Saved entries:
┄┄┄┄┄┄┄┄┄┄┄┄┄┄┄┄┄┄┄┄

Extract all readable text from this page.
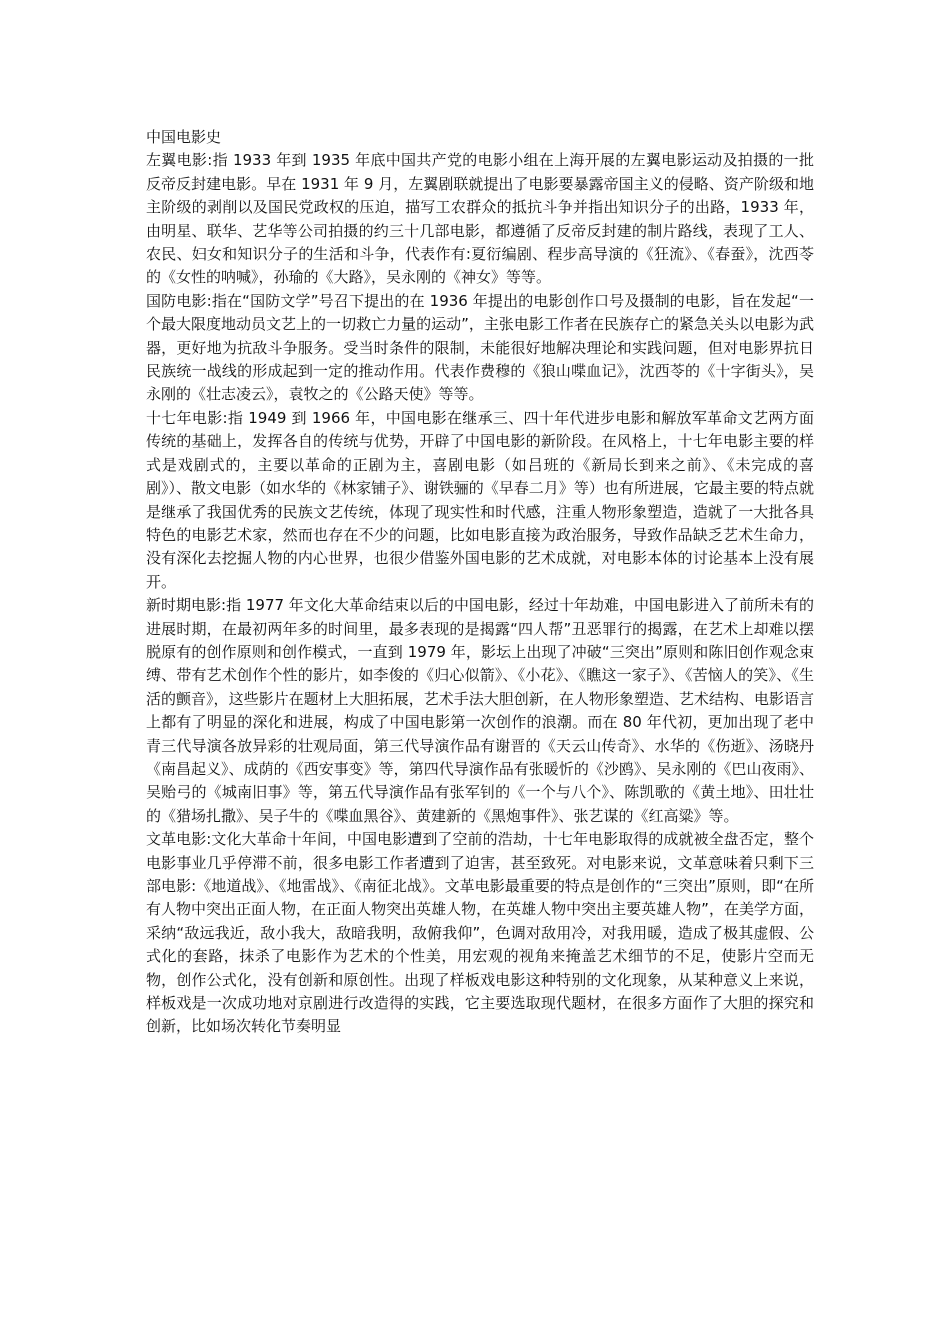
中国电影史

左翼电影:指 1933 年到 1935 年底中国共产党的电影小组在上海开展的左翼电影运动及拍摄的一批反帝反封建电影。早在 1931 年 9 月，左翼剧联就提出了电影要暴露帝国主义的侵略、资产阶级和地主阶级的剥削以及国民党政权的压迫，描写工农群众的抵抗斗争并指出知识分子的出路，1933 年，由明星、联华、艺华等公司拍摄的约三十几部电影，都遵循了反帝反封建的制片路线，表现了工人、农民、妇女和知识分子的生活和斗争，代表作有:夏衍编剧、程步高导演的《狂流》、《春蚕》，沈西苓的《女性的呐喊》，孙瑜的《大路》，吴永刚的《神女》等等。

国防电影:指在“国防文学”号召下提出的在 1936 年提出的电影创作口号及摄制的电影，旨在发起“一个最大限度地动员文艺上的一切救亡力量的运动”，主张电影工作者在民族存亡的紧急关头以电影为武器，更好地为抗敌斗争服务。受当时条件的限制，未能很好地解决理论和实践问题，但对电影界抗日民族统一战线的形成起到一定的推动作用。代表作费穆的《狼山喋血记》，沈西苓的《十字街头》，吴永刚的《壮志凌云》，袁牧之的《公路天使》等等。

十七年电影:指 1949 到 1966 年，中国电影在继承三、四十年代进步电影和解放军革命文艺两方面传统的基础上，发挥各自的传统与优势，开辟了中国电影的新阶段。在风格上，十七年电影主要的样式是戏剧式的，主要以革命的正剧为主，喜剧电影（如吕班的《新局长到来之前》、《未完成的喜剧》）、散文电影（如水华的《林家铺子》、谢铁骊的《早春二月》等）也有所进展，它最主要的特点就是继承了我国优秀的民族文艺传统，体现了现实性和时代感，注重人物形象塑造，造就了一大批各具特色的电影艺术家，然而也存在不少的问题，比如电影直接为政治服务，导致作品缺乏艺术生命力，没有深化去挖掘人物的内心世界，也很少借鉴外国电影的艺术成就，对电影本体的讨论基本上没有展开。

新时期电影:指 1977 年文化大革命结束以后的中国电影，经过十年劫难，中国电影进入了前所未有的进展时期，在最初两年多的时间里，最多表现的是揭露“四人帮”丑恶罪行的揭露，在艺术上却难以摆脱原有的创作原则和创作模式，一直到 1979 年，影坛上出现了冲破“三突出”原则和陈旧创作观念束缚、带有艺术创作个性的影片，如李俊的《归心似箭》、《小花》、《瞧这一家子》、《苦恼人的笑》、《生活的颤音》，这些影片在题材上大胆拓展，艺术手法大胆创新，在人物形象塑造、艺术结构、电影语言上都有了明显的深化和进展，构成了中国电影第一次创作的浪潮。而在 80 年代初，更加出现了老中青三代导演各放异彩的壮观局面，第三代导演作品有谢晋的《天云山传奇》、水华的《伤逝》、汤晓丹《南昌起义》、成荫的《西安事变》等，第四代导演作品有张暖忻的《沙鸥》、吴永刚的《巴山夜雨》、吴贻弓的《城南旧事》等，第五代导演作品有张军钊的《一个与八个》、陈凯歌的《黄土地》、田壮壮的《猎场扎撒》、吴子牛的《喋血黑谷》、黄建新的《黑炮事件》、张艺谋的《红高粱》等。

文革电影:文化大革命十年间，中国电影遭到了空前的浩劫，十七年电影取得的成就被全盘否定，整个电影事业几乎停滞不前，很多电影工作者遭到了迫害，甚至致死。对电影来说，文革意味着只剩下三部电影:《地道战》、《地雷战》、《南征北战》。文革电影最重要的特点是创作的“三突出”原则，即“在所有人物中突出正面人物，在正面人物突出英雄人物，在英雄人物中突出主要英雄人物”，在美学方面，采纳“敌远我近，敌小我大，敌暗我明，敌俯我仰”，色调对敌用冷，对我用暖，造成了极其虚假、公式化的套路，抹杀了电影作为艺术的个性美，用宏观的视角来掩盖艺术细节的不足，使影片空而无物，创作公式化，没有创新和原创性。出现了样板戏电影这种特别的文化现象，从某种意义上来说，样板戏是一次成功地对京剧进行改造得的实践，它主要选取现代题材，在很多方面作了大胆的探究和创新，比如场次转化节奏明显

┄┄┄┄┄┄┄┄┄┄┄┄┄┄┄┄┄┄┄┄

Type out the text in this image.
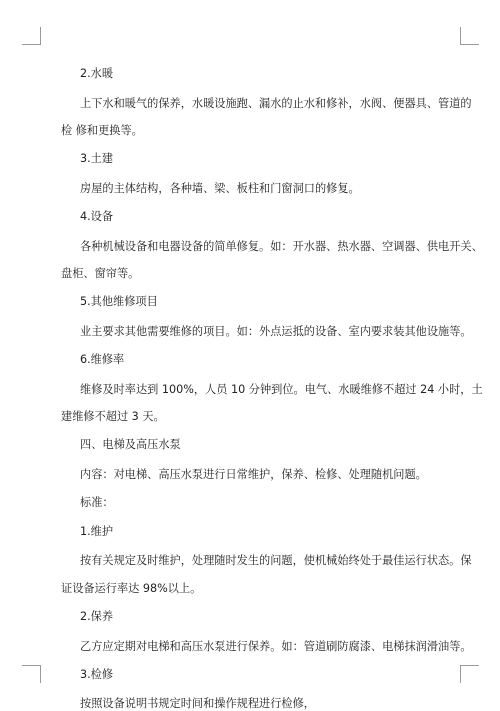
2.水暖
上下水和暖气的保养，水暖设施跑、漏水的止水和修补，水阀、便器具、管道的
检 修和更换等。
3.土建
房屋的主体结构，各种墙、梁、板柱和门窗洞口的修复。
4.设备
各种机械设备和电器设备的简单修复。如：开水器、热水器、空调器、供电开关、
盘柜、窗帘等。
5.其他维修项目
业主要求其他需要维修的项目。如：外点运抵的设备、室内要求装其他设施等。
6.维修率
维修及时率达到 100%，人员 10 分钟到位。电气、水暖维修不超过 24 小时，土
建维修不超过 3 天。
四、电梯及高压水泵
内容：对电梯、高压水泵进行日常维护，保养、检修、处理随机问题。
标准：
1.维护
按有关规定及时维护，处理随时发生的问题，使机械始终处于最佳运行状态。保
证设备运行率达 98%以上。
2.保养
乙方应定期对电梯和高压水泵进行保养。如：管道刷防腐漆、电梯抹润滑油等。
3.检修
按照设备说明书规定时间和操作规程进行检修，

┄┄┄┄┄┄┄┄┄┄┄┄┄┄┄┄┄┄┄┄

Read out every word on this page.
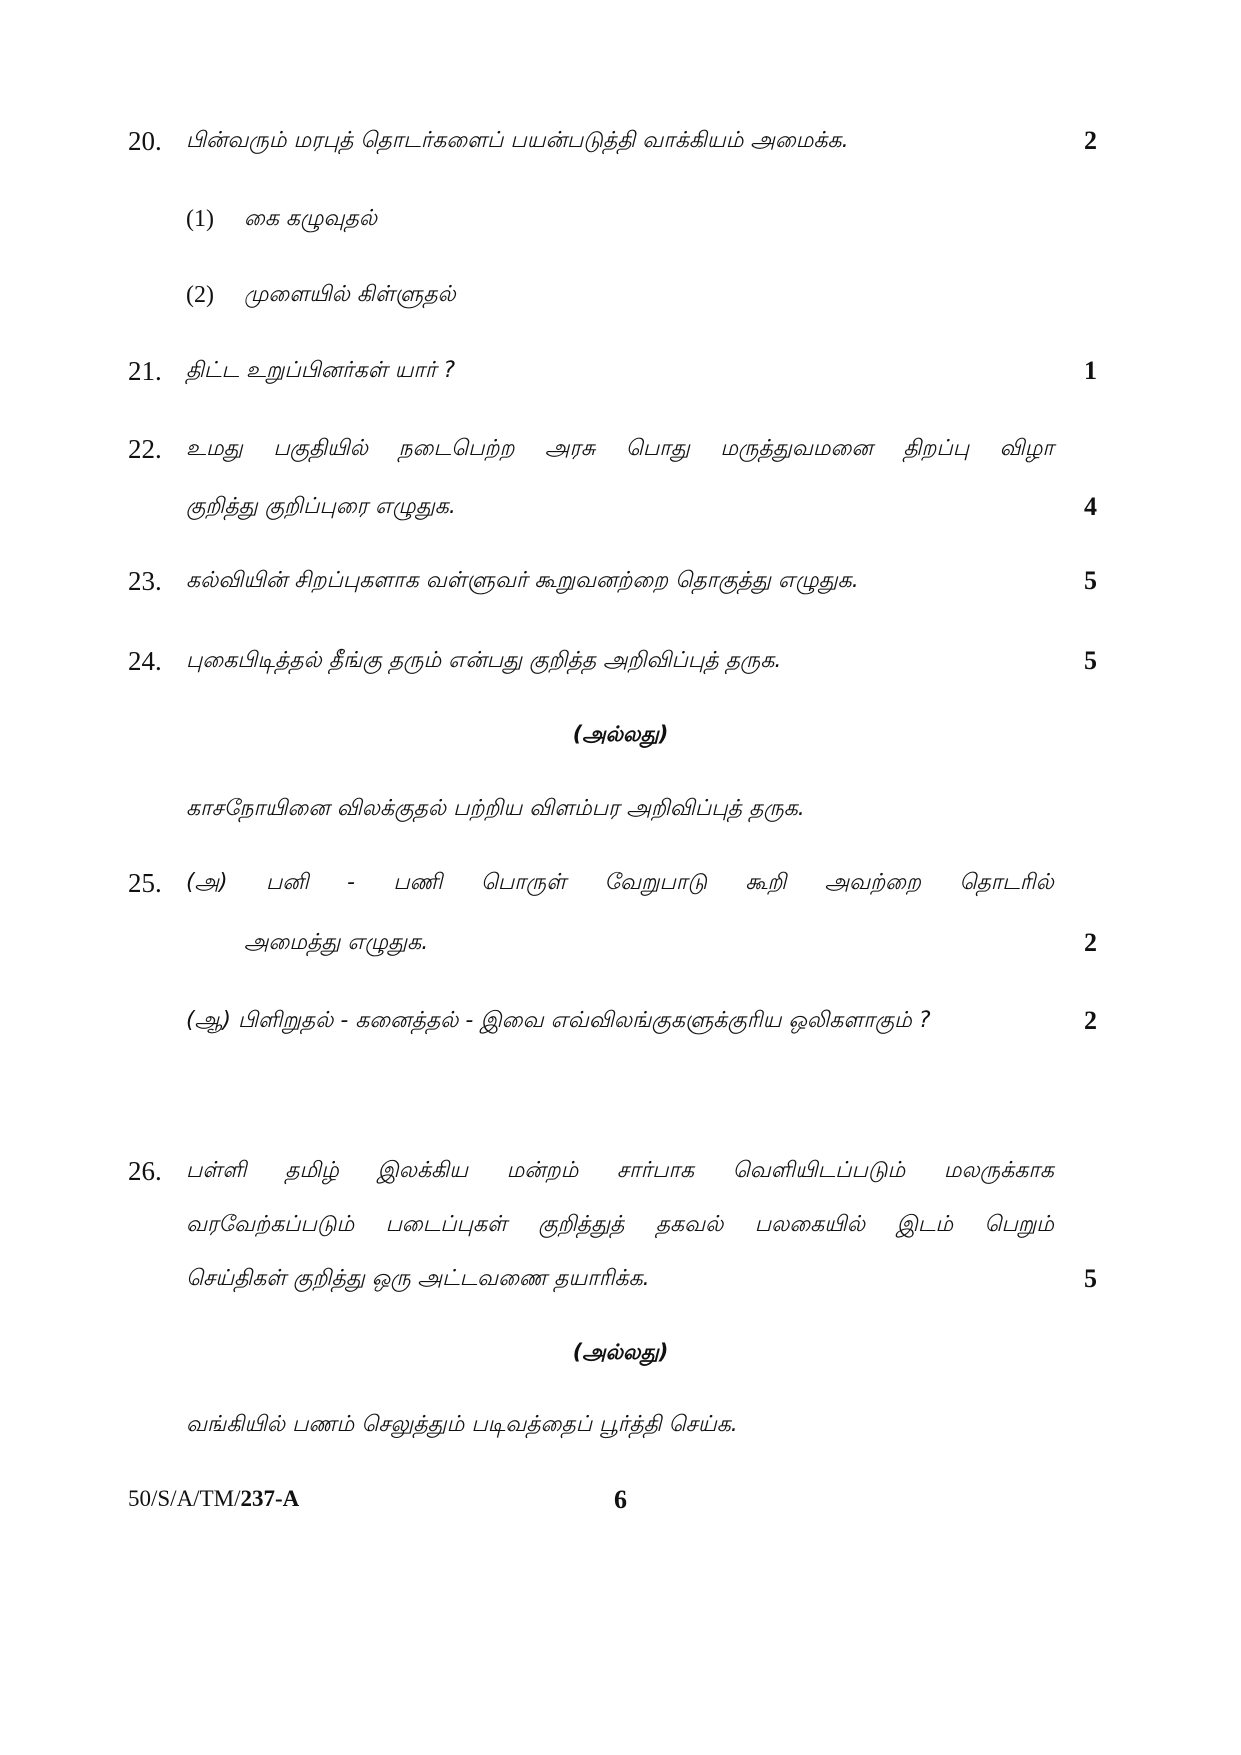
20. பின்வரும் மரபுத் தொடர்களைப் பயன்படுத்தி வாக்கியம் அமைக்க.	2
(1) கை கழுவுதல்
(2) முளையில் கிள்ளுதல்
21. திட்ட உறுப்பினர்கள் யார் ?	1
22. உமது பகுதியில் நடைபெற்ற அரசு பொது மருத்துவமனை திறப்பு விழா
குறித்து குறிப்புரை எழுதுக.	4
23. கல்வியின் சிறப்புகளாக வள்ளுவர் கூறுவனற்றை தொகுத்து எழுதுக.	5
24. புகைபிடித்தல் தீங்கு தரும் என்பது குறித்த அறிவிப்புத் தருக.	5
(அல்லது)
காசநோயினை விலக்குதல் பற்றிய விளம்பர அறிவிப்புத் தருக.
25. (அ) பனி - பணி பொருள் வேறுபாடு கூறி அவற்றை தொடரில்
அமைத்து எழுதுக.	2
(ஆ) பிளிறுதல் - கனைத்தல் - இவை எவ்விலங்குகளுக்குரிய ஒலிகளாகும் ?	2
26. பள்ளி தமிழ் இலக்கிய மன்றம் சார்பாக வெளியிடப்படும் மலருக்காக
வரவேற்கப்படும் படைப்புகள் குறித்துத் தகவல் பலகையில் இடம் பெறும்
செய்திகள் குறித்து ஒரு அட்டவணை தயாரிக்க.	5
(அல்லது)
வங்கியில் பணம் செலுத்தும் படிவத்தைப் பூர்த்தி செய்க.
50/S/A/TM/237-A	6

┄┄┄┄┄┄┄┄┄┄┄┄┄┄┄┄┄┄┄┄

* **Aim of the exercise**
Looking at the records above, tally the lines holding "this" and reply with that number only.

* **Task answer**
3